• _WHAT THIS TASK INVOLVES_
Output every line of the data exactly as it appears.

• _DATA EXCERPTS_
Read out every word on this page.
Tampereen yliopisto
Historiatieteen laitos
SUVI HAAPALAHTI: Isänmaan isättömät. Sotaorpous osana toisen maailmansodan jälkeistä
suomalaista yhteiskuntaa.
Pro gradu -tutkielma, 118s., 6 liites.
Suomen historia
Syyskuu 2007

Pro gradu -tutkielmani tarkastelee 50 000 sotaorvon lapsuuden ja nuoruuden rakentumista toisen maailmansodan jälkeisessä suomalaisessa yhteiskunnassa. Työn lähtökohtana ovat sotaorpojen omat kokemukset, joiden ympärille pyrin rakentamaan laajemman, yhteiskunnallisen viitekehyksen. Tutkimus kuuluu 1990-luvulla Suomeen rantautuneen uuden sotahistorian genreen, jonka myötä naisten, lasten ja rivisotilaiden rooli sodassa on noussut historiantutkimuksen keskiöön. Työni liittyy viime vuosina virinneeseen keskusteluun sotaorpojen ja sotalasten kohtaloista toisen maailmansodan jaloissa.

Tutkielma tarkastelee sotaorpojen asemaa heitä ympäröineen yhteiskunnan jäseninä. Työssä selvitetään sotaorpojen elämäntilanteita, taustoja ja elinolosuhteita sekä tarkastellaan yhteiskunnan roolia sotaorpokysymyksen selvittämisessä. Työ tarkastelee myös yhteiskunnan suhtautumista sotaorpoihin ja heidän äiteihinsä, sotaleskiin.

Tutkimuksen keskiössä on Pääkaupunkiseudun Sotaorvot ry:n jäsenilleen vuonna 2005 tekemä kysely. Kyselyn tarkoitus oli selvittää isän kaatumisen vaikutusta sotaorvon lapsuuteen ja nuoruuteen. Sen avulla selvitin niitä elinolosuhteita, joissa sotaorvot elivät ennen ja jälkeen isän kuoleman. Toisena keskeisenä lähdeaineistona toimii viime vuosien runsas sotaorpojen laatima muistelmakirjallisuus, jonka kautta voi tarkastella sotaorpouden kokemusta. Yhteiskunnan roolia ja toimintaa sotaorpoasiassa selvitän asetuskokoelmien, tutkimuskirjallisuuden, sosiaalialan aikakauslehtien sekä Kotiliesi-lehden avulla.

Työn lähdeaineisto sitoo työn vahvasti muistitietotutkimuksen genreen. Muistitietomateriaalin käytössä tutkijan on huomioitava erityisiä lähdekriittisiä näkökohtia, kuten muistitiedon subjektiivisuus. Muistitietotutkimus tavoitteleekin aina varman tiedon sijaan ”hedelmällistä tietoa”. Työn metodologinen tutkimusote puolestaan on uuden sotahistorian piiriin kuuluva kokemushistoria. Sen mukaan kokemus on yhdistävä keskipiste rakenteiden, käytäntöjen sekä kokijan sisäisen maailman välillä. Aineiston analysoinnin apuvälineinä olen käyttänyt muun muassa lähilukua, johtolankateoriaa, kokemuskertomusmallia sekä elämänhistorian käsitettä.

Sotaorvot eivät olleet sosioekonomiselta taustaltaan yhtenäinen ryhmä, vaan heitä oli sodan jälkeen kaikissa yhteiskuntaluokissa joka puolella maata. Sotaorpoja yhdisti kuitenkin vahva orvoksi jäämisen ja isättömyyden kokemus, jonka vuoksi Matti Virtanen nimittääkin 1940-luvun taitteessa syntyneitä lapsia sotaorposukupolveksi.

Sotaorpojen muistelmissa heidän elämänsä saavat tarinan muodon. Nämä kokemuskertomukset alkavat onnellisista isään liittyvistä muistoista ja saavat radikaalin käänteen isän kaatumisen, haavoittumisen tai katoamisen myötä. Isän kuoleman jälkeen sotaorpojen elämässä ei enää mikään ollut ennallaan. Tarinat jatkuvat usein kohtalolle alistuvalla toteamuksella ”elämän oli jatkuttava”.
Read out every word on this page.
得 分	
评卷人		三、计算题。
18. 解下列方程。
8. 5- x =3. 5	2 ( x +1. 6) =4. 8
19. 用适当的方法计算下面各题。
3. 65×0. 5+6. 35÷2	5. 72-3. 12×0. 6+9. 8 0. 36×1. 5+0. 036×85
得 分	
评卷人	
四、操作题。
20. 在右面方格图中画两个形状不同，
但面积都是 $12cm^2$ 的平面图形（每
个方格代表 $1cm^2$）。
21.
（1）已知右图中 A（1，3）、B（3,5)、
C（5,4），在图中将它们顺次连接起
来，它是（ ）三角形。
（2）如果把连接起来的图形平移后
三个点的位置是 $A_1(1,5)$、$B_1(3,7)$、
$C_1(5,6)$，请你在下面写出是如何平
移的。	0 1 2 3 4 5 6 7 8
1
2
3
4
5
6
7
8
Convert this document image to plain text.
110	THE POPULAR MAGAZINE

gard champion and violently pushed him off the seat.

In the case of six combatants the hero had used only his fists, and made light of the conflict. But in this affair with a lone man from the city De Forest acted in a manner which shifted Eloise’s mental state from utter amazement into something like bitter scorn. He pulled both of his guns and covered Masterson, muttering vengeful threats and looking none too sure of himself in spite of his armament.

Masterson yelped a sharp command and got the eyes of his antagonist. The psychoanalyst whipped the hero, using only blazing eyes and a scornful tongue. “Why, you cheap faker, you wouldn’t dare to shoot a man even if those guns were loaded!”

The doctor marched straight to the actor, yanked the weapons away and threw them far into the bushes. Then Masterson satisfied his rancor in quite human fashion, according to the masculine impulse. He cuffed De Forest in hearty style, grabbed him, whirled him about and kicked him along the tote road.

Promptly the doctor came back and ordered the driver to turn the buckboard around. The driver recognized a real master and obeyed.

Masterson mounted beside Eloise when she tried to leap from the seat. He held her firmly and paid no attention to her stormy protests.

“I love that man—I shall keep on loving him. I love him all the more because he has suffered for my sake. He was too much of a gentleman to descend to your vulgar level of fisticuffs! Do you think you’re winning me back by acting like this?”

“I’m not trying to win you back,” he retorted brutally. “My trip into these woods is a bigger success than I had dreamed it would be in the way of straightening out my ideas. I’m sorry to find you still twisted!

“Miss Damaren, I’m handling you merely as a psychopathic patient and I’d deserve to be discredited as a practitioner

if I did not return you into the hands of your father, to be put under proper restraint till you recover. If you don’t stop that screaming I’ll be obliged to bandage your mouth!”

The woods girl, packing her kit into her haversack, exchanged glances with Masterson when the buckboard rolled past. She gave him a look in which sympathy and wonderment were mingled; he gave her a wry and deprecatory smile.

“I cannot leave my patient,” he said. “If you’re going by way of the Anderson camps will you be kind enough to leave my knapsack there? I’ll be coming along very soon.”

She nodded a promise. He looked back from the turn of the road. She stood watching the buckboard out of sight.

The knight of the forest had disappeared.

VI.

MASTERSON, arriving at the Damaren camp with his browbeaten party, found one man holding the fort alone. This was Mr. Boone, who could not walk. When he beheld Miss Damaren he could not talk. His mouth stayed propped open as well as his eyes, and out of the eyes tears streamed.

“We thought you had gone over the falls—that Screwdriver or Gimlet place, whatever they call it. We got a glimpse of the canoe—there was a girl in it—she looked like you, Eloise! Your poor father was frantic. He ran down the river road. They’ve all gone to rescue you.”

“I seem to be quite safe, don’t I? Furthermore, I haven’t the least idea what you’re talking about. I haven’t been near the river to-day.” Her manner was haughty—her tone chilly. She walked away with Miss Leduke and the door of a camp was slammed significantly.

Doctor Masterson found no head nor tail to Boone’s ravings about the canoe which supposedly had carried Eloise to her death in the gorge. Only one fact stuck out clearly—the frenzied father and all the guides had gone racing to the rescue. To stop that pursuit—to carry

• _EXPECTED ANSWER_
Read out every word on this page.
Tampereen yliopisto
Historiatieteen laitos
SUVI HAAPALAHTI: Isänmaan isättömät. Sotaorpous osana toisen maailmansodan jälkeistä
suomalaista yhteiskuntaa.
Pro gradu -tutkielma, 118s., 6 liites.
Suomen historia
Syyskuu 2007

Pro gradu -tutkielmani tarkastelee 50 000 sotaorvon lapsuuden ja nuoruuden rakentumista toisen maailmansodan jälkeisessä suomalaisessa yhteiskunnassa. Työn lähtökohtana ovat sotaorpojen omat kokemukset, joiden ympärille pyrin rakentamaan laajemman, yhteiskunnallisen viitekehyksen. Tutkimus kuuluu 1990-luvulla Suomeen rantautuneen uuden sotahistorian genreen, jonka myötä naisten, lasten ja rivisotilaiden rooli sodassa on noussut historiantutkimuksen keskiöön. Työni liittyy viime vuosina virinneeseen keskusteluun sotaorpojen ja sotalasten kohtaloista toisen maailmansodan jaloissa.

Tutkielma tarkastelee sotaorpojen asemaa heitä ympäröineen yhteiskunnan jäseninä. Työssä selvitetään sotaorpojen elämäntilanteita, taustoja ja elinolosuhteita sekä tarkastellaan yhteiskunnan roolia sotaorpokysymyksen selvittämisessä. Työ tarkastelee myös yhteiskunnan suhtautumista sotaorpoihin ja heidän äiteihinsä, sotaleskiin.

Tutkimuksen keskiössä on Pääkaupunkiseudun Sotaorvot ry:n jäsenilleen vuonna 2005 tekemä kysely. Kyselyn tarkoitus oli selvittää isän kaatumisen vaikutusta sotaorvon lapsuuteen ja nuoruuteen. Sen avulla selvitin niitä elinolosuhteita, joissa sotaorvot elivät ennen ja jälkeen isän kuoleman. Toisena keskeisenä lähdeaineistona toimii viime vuosien runsas sotaorpojen laatima muistelmakirjallisuus, jonka kautta voi tarkastella sotaorpouden kokemusta. Yhteiskunnan roolia ja toimintaa sotaorpoasiassa selvitän asetuskokoelmien, tutkimuskirjallisuuden, sosiaalialan aikakauslehtien sekä Kotiliesi-lehden avulla.

Työn lähdeaineisto sitoo työn vahvasti muistitietotutkimuksen genreen. Muistitietomateriaalin käytössä tutkijan on huomioitava erityisiä lähdekriittisiä näkökohtia, kuten muistitiedon subjektiivisuus. Muistitietotutkimus tavoitteleekin aina varman tiedon sijaan ”hedelmällistä tietoa”. Työn metodologinen tutkimusote puolestaan on uuden sotahistorian piiriin kuuluva kokemushistoria. Sen mukaan kokemus on yhdistävä keskipiste rakenteiden, käytäntöjen sekä kokijan sisäisen maailman välillä. Aineiston analysoinnin apuvälineinä olen käyttänyt muun muassa lähilukua, johtolankateoriaa, kokemuskertomusmallia sekä elämänhistorian käsitettä.

Sotaorvot eivät olleet sosioekonomiselta taustaltaan yhtenäinen ryhmä, vaan heitä oli sodan jälkeen kaikissa yhteiskuntaluokissa joka puolella maata. Sotaorpoja yhdisti kuitenkin vahva orvoksi jäämisen ja isättömyyden kokemus, jonka vuoksi Matti Virtanen nimittääkin 1940-luvun taitteessa syntyneitä lapsia sotaorposukupolveksi.

Sotaorpojen muistelmissa heidän elämänsä saavat tarinan muodon. Nämä kokemuskertomukset alkavat onnellisista isään liittyvistä muistoista ja saavat radikaalin käänteen isän kaatumisen, haavoittumisen tai katoamisen myötä. Isän kuoleman jälkeen sotaorpojen elämässä ei enää mikään ollut ennallaan. Tarinat jatkuvat usein kohtalolle alistuvalla toteamuksella ”elämän oli jatkuttava”.
Read out every word on this page.
得 分	
评卷人		三、计算题。
18. 解下列方程。
8. 5- x =3. 5	2 ( x +1. 6) =4. 8
19. 用适当的方法计算下面各题。
3. 65×0. 5+6. 35÷2	5. 72-3. 12×0. 6+9. 8 0. 36×1. 5+0. 036×85
得 分	
评卷人	
四、操作题。
20. 在右面方格图中画两个形状不同，
但面积都是 $12cm^2$ 的平面图形（每
个方格代表 $1cm^2$）。
21.
（1）已知右图中 A（1，3）、B（3,5)、
C（5,4），在图中将它们顺次连接起
来，它是（ ）三角形。
（2）如果把连接起来的图形平移后
三个点的位置是 $A_1(1,5)$、$B_1(3,7)$、
$C_1(5,6)$，请你在下面写出是如何平
移的。	0 1 2 3 4 5 6 7 8
1
2
3
4
5
6
7
8
Convert this document image to plain text.
110	THE POPULAR MAGAZINE

gard champion and violently pushed him off the seat.

In the case of six combatants the hero had used only his fists, and made light of the conflict. But in this affair with a lone man from the city De Forest acted in a manner which shifted Eloise’s mental state from utter amazement into something like bitter scorn. He pulled both of his guns and covered Masterson, muttering vengeful threats and looking none too sure of himself in spite of his armament.

Masterson yelped a sharp command and got the eyes of his antagonist. The psychoanalyst whipped the hero, using only blazing eyes and a scornful tongue. “Why, you cheap faker, you wouldn’t dare to shoot a man even if those guns were loaded!”

The doctor marched straight to the actor, yanked the weapons away and threw them far into the bushes. Then Masterson satisfied his rancor in quite human fashion, according to the masculine impulse. He cuffed De Forest in hearty style, grabbed him, whirled him about and kicked him along the tote road.

Promptly the doctor came back and ordered the driver to turn the buckboard around. The driver recognized a real master and obeyed.

Masterson mounted beside Eloise when she tried to leap from the seat. He held her firmly and paid no attention to her stormy protests.

“I love that man—I shall keep on loving him. I love him all the more because he has suffered for my sake. He was too much of a gentleman to descend to your vulgar level of fisticuffs! Do you think you’re winning me back by acting like this?”

“I’m not trying to win you back,” he retorted brutally. “My trip into these woods is a bigger success than I had dreamed it would be in the way of straightening out my ideas. I’m sorry to find you still twisted!

“Miss Damaren, I’m handling you merely as a psychopathic patient and I’d deserve to be discredited as a practitioner

if I did not return you into the hands of your father, to be put under proper restraint till you recover. If you don’t stop that screaming I’ll be obliged to bandage your mouth!”

The woods girl, packing her kit into her haversack, exchanged glances with Masterson when the buckboard rolled past. She gave him a look in which sympathy and wonderment were mingled; he gave her a wry and deprecatory smile.

“I cannot leave my patient,” he said. “If you’re going by way of the Anderson camps will you be kind enough to leave my knapsack there? I’ll be coming along very soon.”

She nodded a promise. He looked back from the turn of the road. She stood watching the buckboard out of sight.

The knight of the forest had disappeared.

VI.

MASTERSON, arriving at the Damaren camp with his browbeaten party, found one man holding the fort alone. This was Mr. Boone, who could not walk. When he beheld Miss Damaren he could not talk. His mouth stayed propped open as well as his eyes, and out of the eyes tears streamed.

“We thought you had gone over the falls—that Screwdriver or Gimlet place, whatever they call it. We got a glimpse of the canoe—there was a girl in it—she looked like you, Eloise! Your poor father was frantic. He ran down the river road. They’ve all gone to rescue you.”

“I seem to be quite safe, don’t I? Furthermore, I haven’t the least idea what you’re talking about. I haven’t been near the river to-day.” Her manner was haughty—her tone chilly. She walked away with Miss Leduke and the door of a camp was slammed significantly.

Doctor Masterson found no head nor tail to Boone’s ravings about the canoe which supposedly had carried Eloise to her death in the gorge. Only one fact stuck out clearly—the frenzied father and all the guides had gone racing to the rescue. To stop that pursuit—to carry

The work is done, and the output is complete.